(Exercise description): Select all lines with the string "text" in them, and copy those lines.

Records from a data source
==============================

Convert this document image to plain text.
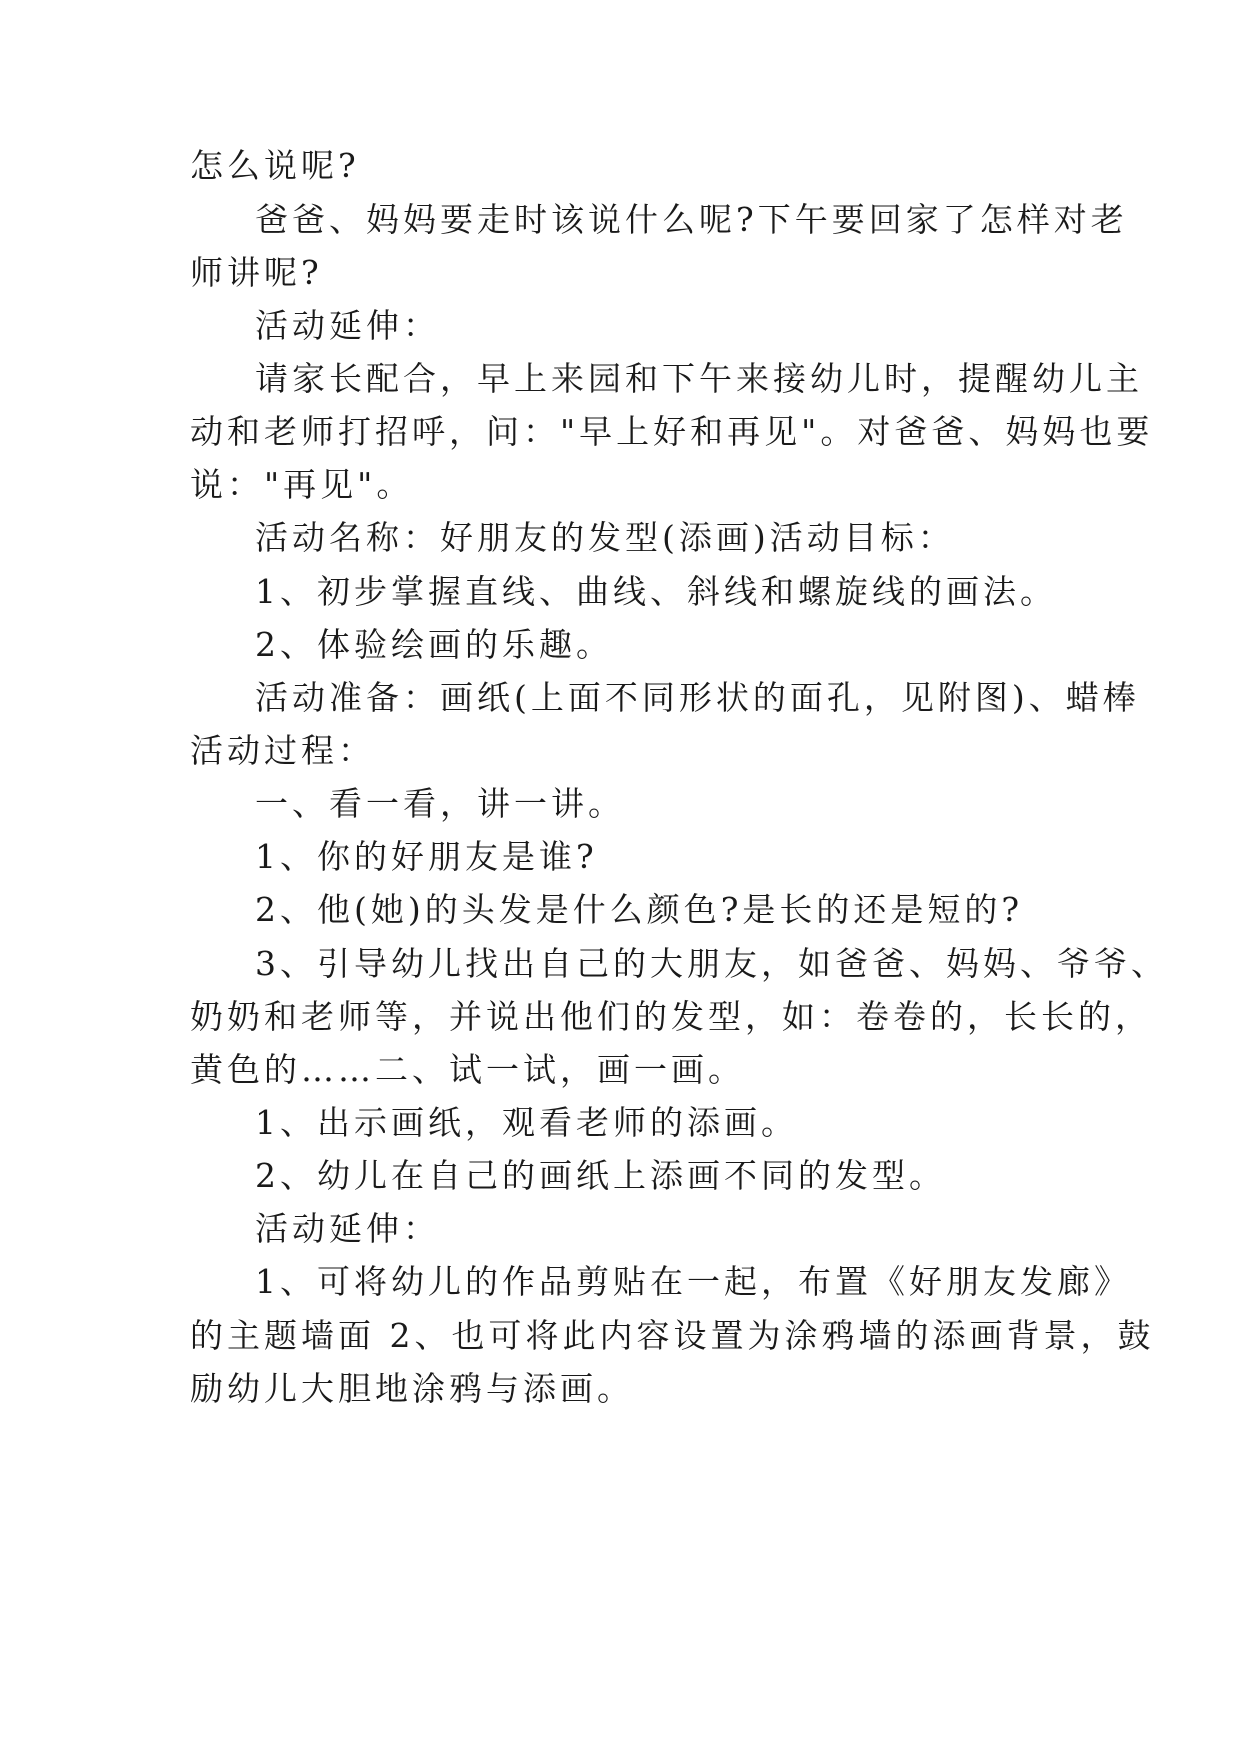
怎么说呢?
爸爸、妈妈要走时该说什么呢?下午要回家了怎样对老
师讲呢?
活动延伸：
请家长配合，早上来园和下午来接幼儿时，提醒幼儿主
动和老师打招呼，问："早上好和再见"。对爸爸、妈妈也要
说："再见"。
活动名称：好朋友的发型(添画)活动目标：
1、初步掌握直线、曲线、斜线和螺旋线的画法。
2、体验绘画的乐趣。
活动准备：画纸(上面不同形状的面孔，见附图)、蜡棒
活动过程：
一、看一看，讲一讲。
1、你的好朋友是谁?
2、他(她)的头发是什么颜色?是长的还是短的?
3、引导幼儿找出自己的大朋友，如爸爸、妈妈、爷爷、
奶奶和老师等，并说出他们的发型，如：卷卷的，长长的，
黄色的……二、试一试，画一画。
1、出示画纸，观看老师的添画。
2、幼儿在自己的画纸上添画不同的发型。
活动延伸：
1、可将幼儿的作品剪贴在一起，布置《好朋友发廊》
的主题墙面 2、也可将此内容设置为涂鸦墙的添画背景，鼓
励幼儿大胆地涂鸦与添画。
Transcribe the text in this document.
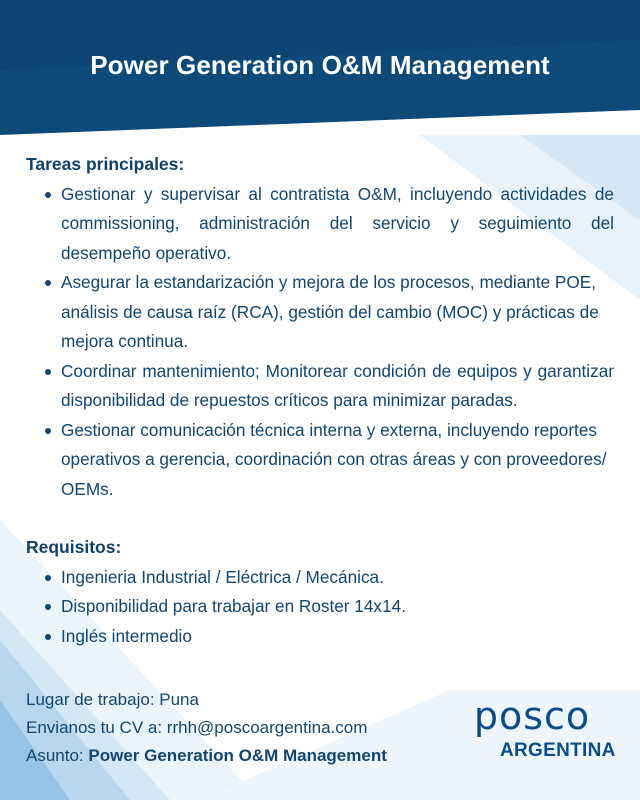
Power Generation O&M Management
Tareas principales:
Gestionar y supervisar al contratista O&M, incluyendo actividades de commissioning, administración del servicio y seguimiento del desempeño operativo.
Asegurar la estandarización y mejora de los procesos, mediante POE, análisis de causa raíz (RCA), gestión del cambio (MOC) y prácticas de mejora continua.
Coordinar mantenimiento; Monitorear condición de equipos y garantizar disponibilidad de repuestos críticos para minimizar paradas.
Gestionar comunicación técnica interna y externa, incluyendo reportes operativos a gerencia, coordinación con otras áreas y con proveedores/ OEMs.
Requisitos:
Ingenieria Industrial / Eléctrica / Mecánica.
Disponibilidad para trabajar en Roster 14x14.
Inglés intermedio
Lugar de trabajo: Puna
Envianos tu CV a: rrhh@poscoargentina.com
Asunto: Power Generation O&M Management
posco
ARGENTINA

==============================

(Answer):
Convert this document image to plain text.
Transcribe the text in this document.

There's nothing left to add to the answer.